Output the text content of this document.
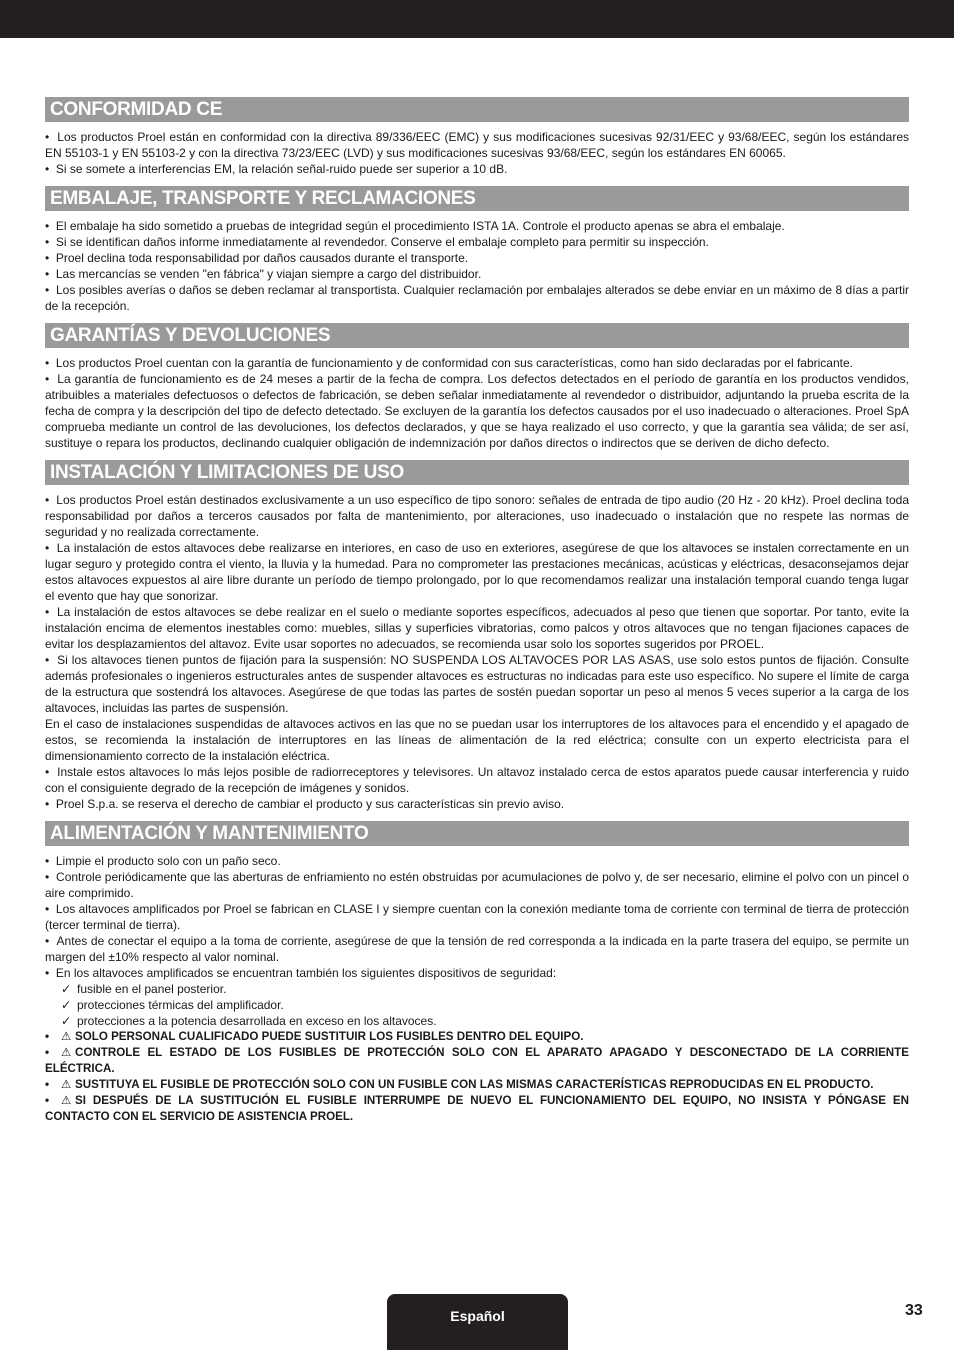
CONFORMIDAD CE

•  Los productos Proel están en conformidad con la directiva 89/336/EEC (EMC) y sus modificaciones sucesivas 92/31/EEC y 93/68/EEC, según los estándares EN 55103-1 y EN 55103-2 y con la directiva 73/23/EEC (LVD) y sus modificaciones sucesivas 93/68/EEC, según los estándares EN 60065.

•  Si se somete a interferencias EM, la relación señal-ruido puede ser superior a 10 dB.

EMBALAJE, TRANSPORTE Y RECLAMACIONES

•  El embalaje ha sido sometido a pruebas de integridad según el procedimiento ISTA 1A. Controle el producto apenas se abra el embalaje.

•  Si se identifican daños informe inmediatamente al revendedor. Conserve el embalaje completo para permitir su inspección.

•  Proel declina toda responsabilidad por daños causados durante el transporte.

•  Las mercancías se venden "en fábrica" y viajan siempre a cargo del distribuidor.

•  Los posibles averías o daños se deben reclamar al transportista. Cualquier reclamación por embalajes alterados se debe enviar en un máximo de 8 días a partir de la recepción.

GARANTÍAS Y DEVOLUCIONES

•  Los productos Proel cuentan con la garantía de funcionamiento y de conformidad con sus características, como han sido declaradas por el fabricante.

•  La garantía de funcionamiento es de 24 meses a partir de la fecha de compra. Los defectos detectados en el período de garantía en los productos vendidos, atribuibles a materiales defectuosos o defectos de fabricación, se deben señalar inmediatamente al revendedor o distribuidor, adjuntando la prueba escrita de la fecha de compra y la descripción del tipo de defecto detectado. Se excluyen de la garantía los defectos causados por el uso inadecuado o alteraciones. Proel SpA comprueba mediante un control de las devoluciones, los defectos declarados, y que se haya realizado el uso correcto, y que la garantía sea válida; de ser así, sustituye o repara los productos, declinando cualquier obligación de indemnización por daños directos o indirectos que se deriven de dicho defecto.

INSTALACIÓN Y LIMITACIONES DE USO

•  Los productos Proel están destinados exclusivamente a un uso específico de tipo sonoro: señales de entrada de tipo audio (20 Hz - 20 kHz). Proel declina toda responsabilidad por daños a terceros causados por falta de mantenimiento, por alteraciones, uso inadecuado o instalación que no respete las normas de seguridad y no realizada correctamente.

•  La instalación de estos altavoces debe realizarse en interiores, en caso de uso en exteriores, asegúrese de que los altavoces se instalen correctamente en un lugar seguro y protegido contra el viento, la lluvia y la humedad. Para no comprometer las prestaciones mecánicas, acústicas y eléctricas, desaconsejamos dejar estos altavoces expuestos al aire libre durante un período de tiempo prolongado, por lo que recomendamos realizar una instalación temporal cuando tenga lugar el evento que hay que sonorizar.

•  La instalación de estos altavoces se debe realizar en el suelo o mediante soportes específicos, adecuados al peso que tienen que soportar. Por tanto, evite la instalación encima de elementos inestables como: muebles, sillas y superficies vibratorias, como palcos y otros altavoces que no tengan fijaciones capaces de evitar los desplazamientos del altavoz. Evite usar soportes no adecuados, se recomienda usar solo los soportes sugeridos por PROEL.

•  Si los altavoces tienen puntos de fijación para la suspensión: NO SUSPENDA LOS ALTAVOCES POR LAS ASAS, use solo estos puntos de fijación. Consulte además profesionales o ingenieros estructurales antes de suspender altavoces es estructuras no indicadas para este uso específico. No supere el límite de carga de la estructura que sostendrá los altavoces. Asegúrese de que todas las partes de sostén puedan soportar un peso al menos 5 veces superior a la carga de los altavoces, incluidas las partes de suspensión.

En el caso de instalaciones suspendidas de altavoces activos en las que no se puedan usar los interruptores de los altavoces para el encendido y el apagado de estos, se recomienda la instalación de interruptores en las líneas de alimentación de la red eléctrica; consulte con un experto electricista para el dimensionamiento correcto de la instalación eléctrica.

•  Instale estos altavoces lo más lejos posible de radiorreceptores y televisores. Un altavoz instalado cerca de estos aparatos puede causar interferencia y ruido con el consiguiente degrado de la recepción de imágenes y sonidos.

•  Proel S.p.a. se reserva el derecho de cambiar el producto y sus características sin previo aviso.

ALIMENTACIÓN Y MANTENIMIENTO

•  Limpie el producto solo con un paño seco.

•  Controle periódicamente que las aberturas de enfriamiento no estén obstruidas por acumulaciones de polvo y, de ser necesario, elimine el polvo con un pincel o aire comprimido.

•  Los altavoces amplificados por Proel se fabrican en CLASE I y siempre cuentan con la conexión mediante toma de corriente con terminal de tierra de protección (tercer terminal de tierra).

•  Antes de conectar el equipo a la toma de corriente, asegúrese de que la tensión de red corresponda a la indicada en la parte trasera del equipo, se permite un margen del ±10% respecto al valor nominal.

•  En los altavoces amplificados se encuentran también los siguientes dispositivos de seguridad:

✓ fusible en el panel posterior.

✓ protecciones térmicas del amplificador.

✓ protecciones a la potencia desarrollada en exceso en los altavoces.

• ⚠ SOLO PERSONAL CUALIFICADO PUEDE SUSTITUIR LOS FUSIBLES DENTRO DEL EQUIPO.

• ⚠ CONTROLE EL ESTADO DE LOS FUSIBLES DE PROTECCIÓN SOLO CON EL APARATO APAGADO Y DESCONECTADO DE LA CORRIENTE ELÉCTRICA.

• ⚠ SUSTITUYA EL FUSIBLE DE PROTECCIÓN SOLO CON UN FUSIBLE CON LAS MISMAS CARACTERÍSTICAS REPRODUCIDAS EN EL PRODUCTO.

• ⚠ SI DESPUÉS DE LA SUSTITUCIÓN EL FUSIBLE INTERRUMPE DE NUEVO EL FUNCIONAMIENTO DEL EQUIPO, NO INSISTA Y PÓNGASE EN CONTACTO CON EL SERVICIO DE ASISTENCIA PROEL.

Español	33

* * * * * * *

### TASK GOAL
Output each record above word for word, leaving out images.

### SOLUTION
Output the text content of this document.
CONFORMIDAD CE

•  Los productos Proel están en conformidad con la directiva 89/336/EEC (EMC) y sus modificaciones sucesivas 92/31/EEC y 93/68/EEC, según los estándares EN 55103-1 y EN 55103-2 y con la directiva 73/23/EEC (LVD) y sus modificaciones sucesivas 93/68/EEC, según los estándares EN 60065.

•  Si se somete a interferencias EM, la relación señal-ruido puede ser superior a 10 dB.

EMBALAJE, TRANSPORTE Y RECLAMACIONES

•  El embalaje ha sido sometido a pruebas de integridad según el procedimiento ISTA 1A. Controle el producto apenas se abra el embalaje.

•  Si se identifican daños informe inmediatamente al revendedor. Conserve el embalaje completo para permitir su inspección.

•  Proel declina toda responsabilidad por daños causados durante el transporte.

•  Las mercancías se venden "en fábrica" y viajan siempre a cargo del distribuidor.

•  Los posibles averías o daños se deben reclamar al transportista. Cualquier reclamación por embalajes alterados se debe enviar en un máximo de 8 días a partir de la recepción.

GARANTÍAS Y DEVOLUCIONES

•  Los productos Proel cuentan con la garantía de funcionamiento y de conformidad con sus características, como han sido declaradas por el fabricante.

•  La garantía de funcionamiento es de 24 meses a partir de la fecha de compra. Los defectos detectados en el período de garantía en los productos vendidos, atribuibles a materiales defectuosos o defectos de fabricación, se deben señalar inmediatamente al revendedor o distribuidor, adjuntando la prueba escrita de la fecha de compra y la descripción del tipo de defecto detectado. Se excluyen de la garantía los defectos causados por el uso inadecuado o alteraciones. Proel SpA comprueba mediante un control de las devoluciones, los defectos declarados, y que se haya realizado el uso correcto, y que la garantía sea válida; de ser así, sustituye o repara los productos, declinando cualquier obligación de indemnización por daños directos o indirectos que se deriven de dicho defecto.

INSTALACIÓN Y LIMITACIONES DE USO

•  Los productos Proel están destinados exclusivamente a un uso específico de tipo sonoro: señales de entrada de tipo audio (20 Hz - 20 kHz). Proel declina toda responsabilidad por daños a terceros causados por falta de mantenimiento, por alteraciones, uso inadecuado o instalación que no respete las normas de seguridad y no realizada correctamente.

•  La instalación de estos altavoces debe realizarse en interiores, en caso de uso en exteriores, asegúrese de que los altavoces se instalen correctamente en un lugar seguro y protegido contra el viento, la lluvia y la humedad. Para no comprometer las prestaciones mecánicas, acústicas y eléctricas, desaconsejamos dejar estos altavoces expuestos al aire libre durante un período de tiempo prolongado, por lo que recomendamos realizar una instalación temporal cuando tenga lugar el evento que hay que sonorizar.

•  La instalación de estos altavoces se debe realizar en el suelo o mediante soportes específicos, adecuados al peso que tienen que soportar. Por tanto, evite la instalación encima de elementos inestables como: muebles, sillas y superficies vibratorias, como palcos y otros altavoces que no tengan fijaciones capaces de evitar los desplazamientos del altavoz. Evite usar soportes no adecuados, se recomienda usar solo los soportes sugeridos por PROEL.

•  Si los altavoces tienen puntos de fijación para la suspensión: NO SUSPENDA LOS ALTAVOCES POR LAS ASAS, use solo estos puntos de fijación. Consulte además profesionales o ingenieros estructurales antes de suspender altavoces es estructuras no indicadas para este uso específico. No supere el límite de carga de la estructura que sostendrá los altavoces. Asegúrese de que todas las partes de sostén puedan soportar un peso al menos 5 veces superior a la carga de los altavoces, incluidas las partes de suspensión.

En el caso de instalaciones suspendidas de altavoces activos en las que no se puedan usar los interruptores de los altavoces para el encendido y el apagado de estos, se recomienda la instalación de interruptores en las líneas de alimentación de la red eléctrica; consulte con un experto electricista para el dimensionamiento correcto de la instalación eléctrica.

•  Instale estos altavoces lo más lejos posible de radiorreceptores y televisores. Un altavoz instalado cerca de estos aparatos puede causar interferencia y ruido con el consiguiente degrado de la recepción de imágenes y sonidos.

•  Proel S.p.a. se reserva el derecho de cambiar el producto y sus características sin previo aviso.

ALIMENTACIÓN Y MANTENIMIENTO

•  Limpie el producto solo con un paño seco.

•  Controle periódicamente que las aberturas de enfriamiento no estén obstruidas por acumulaciones de polvo y, de ser necesario, elimine el polvo con un pincel o aire comprimido.

•  Los altavoces amplificados por Proel se fabrican en CLASE I y siempre cuentan con la conexión mediante toma de corriente con terminal de tierra de protección (tercer terminal de tierra).

•  Antes de conectar el equipo a la toma de corriente, asegúrese de que la tensión de red corresponda a la indicada en la parte trasera del equipo, se permite un margen del ±10% respecto al valor nominal.

•  En los altavoces amplificados se encuentran también los siguientes dispositivos de seguridad:

✓ fusible en el panel posterior.

✓ protecciones térmicas del amplificador.

✓ protecciones a la potencia desarrollada en exceso en los altavoces.

• ⚠ SOLO PERSONAL CUALIFICADO PUEDE SUSTITUIR LOS FUSIBLES DENTRO DEL EQUIPO.

• ⚠ CONTROLE EL ESTADO DE LOS FUSIBLES DE PROTECCIÓN SOLO CON EL APARATO APAGADO Y DESCONECTADO DE LA CORRIENTE ELÉCTRICA.

• ⚠ SUSTITUYA EL FUSIBLE DE PROTECCIÓN SOLO CON UN FUSIBLE CON LAS MISMAS CARACTERÍSTICAS REPRODUCIDAS EN EL PRODUCTO.

• ⚠ SI DESPUÉS DE LA SUSTITUCIÓN EL FUSIBLE INTERRUMPE DE NUEVO EL FUNCIONAMIENTO DEL EQUIPO, NO INSISTA Y PÓNGASE EN CONTACTO CON EL SERVICIO DE ASISTENCIA PROEL.

Español	33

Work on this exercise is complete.